### [Exercise materials]
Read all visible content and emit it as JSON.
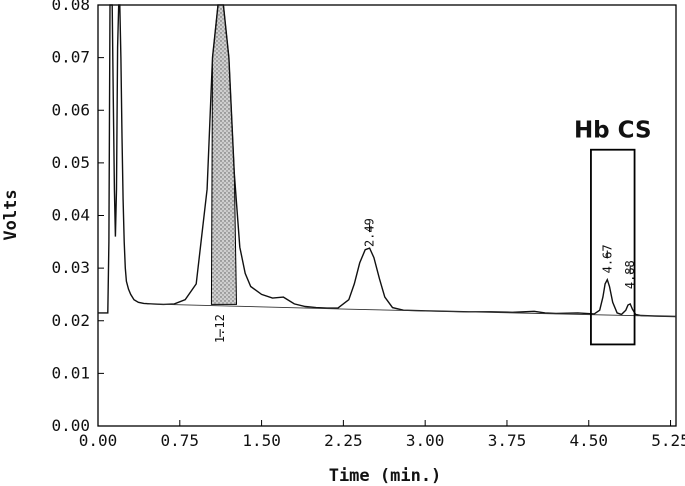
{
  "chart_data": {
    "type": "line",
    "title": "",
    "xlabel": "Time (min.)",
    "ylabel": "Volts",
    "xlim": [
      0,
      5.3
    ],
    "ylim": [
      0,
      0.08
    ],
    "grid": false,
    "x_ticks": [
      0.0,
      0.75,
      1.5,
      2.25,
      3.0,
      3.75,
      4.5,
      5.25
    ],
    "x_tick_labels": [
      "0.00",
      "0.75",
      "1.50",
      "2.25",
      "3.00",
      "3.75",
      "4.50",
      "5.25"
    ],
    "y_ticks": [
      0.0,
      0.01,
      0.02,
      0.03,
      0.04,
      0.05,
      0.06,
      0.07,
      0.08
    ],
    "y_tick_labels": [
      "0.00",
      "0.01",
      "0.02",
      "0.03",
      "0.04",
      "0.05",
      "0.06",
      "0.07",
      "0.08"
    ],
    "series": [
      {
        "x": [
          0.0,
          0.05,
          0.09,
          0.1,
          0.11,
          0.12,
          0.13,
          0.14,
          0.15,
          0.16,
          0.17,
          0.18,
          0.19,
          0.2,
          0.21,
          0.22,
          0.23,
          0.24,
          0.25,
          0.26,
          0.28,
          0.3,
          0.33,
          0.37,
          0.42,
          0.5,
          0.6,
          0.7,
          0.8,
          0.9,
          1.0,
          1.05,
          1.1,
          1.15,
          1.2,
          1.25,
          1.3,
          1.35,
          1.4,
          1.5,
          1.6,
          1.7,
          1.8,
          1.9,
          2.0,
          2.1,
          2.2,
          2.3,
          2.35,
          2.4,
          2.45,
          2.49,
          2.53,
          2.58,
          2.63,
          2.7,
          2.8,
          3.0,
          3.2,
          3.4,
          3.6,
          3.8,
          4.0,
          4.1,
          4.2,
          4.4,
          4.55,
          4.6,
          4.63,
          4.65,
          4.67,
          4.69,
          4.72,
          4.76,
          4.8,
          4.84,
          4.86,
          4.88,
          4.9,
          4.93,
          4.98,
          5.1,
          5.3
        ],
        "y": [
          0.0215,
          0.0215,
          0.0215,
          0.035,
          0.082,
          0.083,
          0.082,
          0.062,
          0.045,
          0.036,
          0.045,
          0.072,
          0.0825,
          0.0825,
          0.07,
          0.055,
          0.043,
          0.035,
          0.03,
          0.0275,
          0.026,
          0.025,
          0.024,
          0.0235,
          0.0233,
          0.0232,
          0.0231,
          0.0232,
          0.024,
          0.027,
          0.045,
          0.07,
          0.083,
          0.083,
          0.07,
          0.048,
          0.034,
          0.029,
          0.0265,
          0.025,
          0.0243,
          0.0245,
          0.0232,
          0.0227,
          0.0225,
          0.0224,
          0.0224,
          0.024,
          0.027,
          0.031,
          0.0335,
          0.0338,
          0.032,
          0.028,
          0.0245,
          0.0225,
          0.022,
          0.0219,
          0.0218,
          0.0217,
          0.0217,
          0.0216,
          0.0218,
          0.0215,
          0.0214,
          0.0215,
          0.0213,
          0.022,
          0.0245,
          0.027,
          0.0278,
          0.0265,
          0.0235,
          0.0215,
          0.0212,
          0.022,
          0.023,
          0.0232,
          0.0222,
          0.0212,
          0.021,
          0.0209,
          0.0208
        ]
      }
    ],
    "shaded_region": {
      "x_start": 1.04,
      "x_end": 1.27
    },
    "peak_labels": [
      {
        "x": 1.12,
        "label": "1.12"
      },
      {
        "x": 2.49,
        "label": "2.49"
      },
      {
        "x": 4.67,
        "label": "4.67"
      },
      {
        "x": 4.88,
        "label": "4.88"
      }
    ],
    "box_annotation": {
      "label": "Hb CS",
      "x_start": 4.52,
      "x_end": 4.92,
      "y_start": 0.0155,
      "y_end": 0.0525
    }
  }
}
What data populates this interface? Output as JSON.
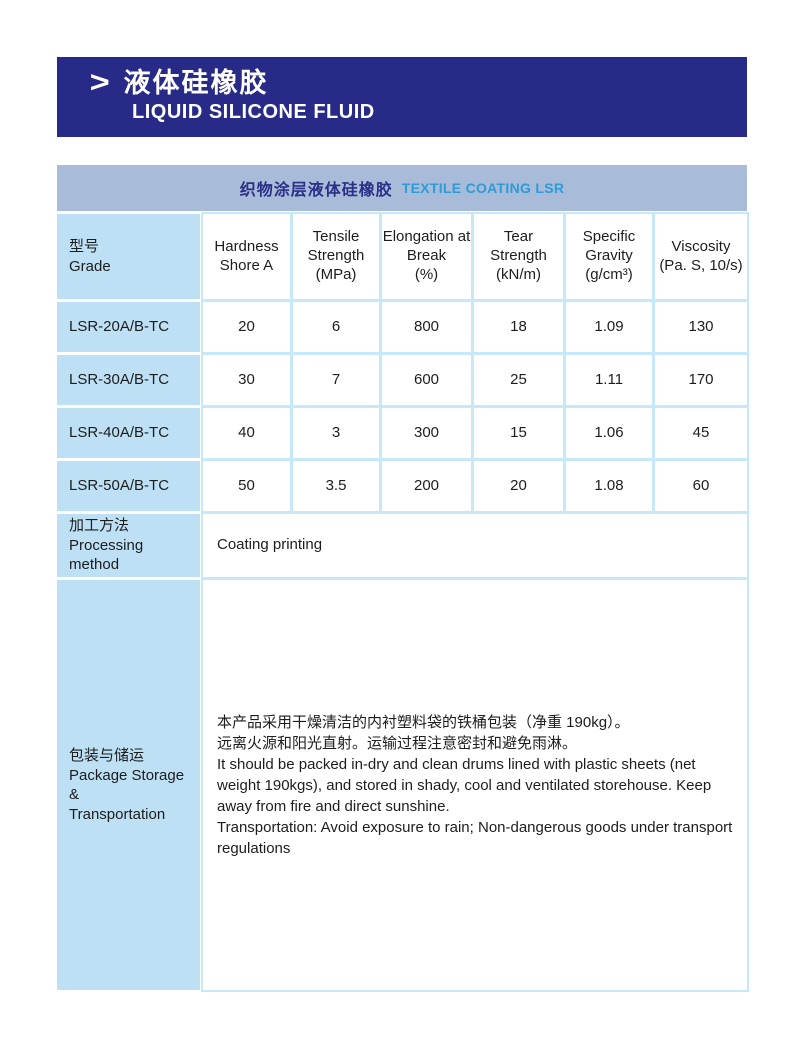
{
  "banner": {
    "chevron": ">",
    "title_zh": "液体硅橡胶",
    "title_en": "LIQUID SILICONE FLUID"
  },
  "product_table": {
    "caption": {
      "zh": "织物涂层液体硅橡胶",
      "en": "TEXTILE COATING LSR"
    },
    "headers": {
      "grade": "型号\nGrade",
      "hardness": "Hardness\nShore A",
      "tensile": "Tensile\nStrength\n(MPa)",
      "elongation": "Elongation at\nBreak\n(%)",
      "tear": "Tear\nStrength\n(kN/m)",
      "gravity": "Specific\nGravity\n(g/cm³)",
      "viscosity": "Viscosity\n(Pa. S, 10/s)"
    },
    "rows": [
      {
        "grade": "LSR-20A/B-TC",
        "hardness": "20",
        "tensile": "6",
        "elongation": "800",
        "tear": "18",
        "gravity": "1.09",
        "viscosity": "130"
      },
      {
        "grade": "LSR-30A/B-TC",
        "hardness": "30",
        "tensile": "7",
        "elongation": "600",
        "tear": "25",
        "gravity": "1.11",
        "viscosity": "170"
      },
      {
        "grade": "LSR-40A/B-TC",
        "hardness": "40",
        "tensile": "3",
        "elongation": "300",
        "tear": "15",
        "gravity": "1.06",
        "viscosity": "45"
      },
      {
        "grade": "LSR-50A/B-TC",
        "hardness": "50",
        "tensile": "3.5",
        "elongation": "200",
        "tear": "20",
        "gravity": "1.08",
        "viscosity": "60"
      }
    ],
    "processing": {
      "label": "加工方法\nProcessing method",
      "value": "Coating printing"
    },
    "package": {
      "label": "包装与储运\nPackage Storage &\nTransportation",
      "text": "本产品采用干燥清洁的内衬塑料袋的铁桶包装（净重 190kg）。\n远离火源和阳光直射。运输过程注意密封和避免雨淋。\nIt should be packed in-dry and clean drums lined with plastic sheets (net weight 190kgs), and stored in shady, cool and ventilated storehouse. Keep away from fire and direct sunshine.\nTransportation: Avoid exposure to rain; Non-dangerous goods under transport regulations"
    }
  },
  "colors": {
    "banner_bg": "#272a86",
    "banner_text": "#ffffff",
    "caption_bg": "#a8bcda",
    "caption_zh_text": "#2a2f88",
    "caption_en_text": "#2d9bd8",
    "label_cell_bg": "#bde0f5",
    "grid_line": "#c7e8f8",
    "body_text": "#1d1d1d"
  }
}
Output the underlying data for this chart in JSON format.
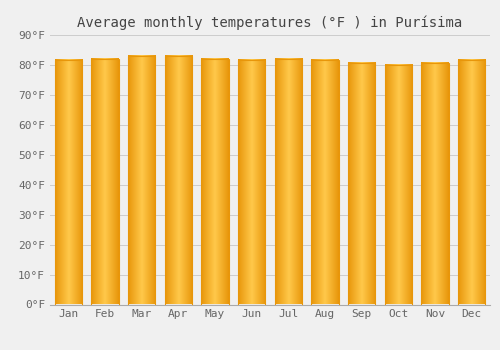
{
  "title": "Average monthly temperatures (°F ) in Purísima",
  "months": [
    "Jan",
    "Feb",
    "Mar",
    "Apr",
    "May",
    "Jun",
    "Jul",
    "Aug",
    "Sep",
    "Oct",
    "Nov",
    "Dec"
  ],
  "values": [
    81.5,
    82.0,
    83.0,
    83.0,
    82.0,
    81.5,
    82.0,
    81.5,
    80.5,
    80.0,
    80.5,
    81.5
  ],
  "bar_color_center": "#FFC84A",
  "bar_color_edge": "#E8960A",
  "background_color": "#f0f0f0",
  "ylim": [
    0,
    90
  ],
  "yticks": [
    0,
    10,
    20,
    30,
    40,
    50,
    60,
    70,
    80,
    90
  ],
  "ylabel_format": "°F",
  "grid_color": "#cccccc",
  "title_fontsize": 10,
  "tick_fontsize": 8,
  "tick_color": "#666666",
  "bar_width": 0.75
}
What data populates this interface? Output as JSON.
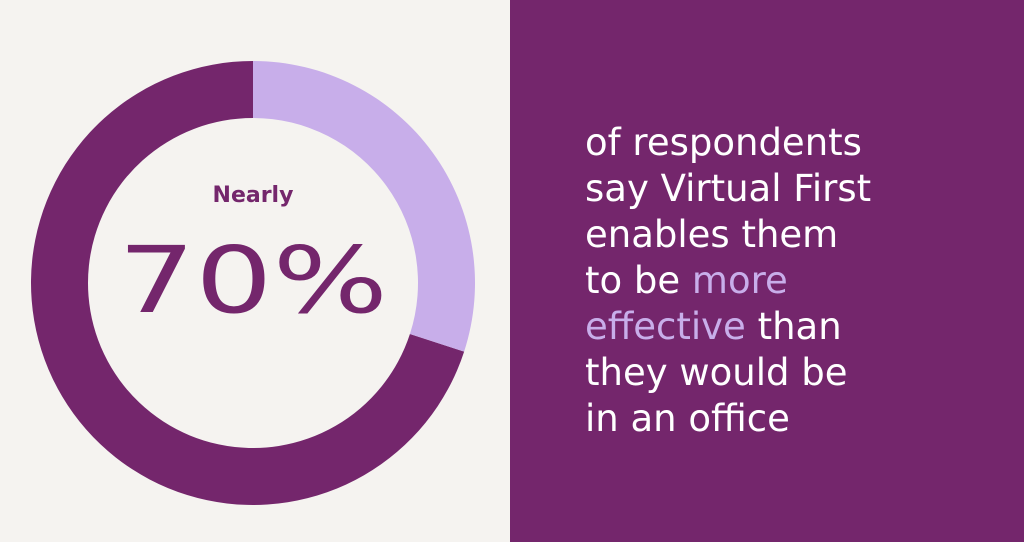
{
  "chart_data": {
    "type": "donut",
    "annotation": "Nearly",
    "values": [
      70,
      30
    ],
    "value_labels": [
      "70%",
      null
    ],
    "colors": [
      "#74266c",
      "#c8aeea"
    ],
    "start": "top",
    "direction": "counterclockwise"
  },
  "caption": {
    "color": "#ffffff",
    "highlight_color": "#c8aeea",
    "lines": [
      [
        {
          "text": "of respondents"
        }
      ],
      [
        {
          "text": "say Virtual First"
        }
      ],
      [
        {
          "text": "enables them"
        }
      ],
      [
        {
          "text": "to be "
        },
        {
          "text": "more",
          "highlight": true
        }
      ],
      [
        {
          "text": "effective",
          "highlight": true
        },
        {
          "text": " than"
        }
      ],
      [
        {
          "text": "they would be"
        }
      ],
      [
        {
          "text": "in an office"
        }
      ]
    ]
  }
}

### [The problem]
Copy, from the material above, each line in which the string "tensile" occurs.

### [Response for this exercise]
      "tensile": "Tensile\nStrength\n(MPa)",
        "tensile": "6",
        "tensile": "7",
        "tensile": "3",
        "tensile": "3.5",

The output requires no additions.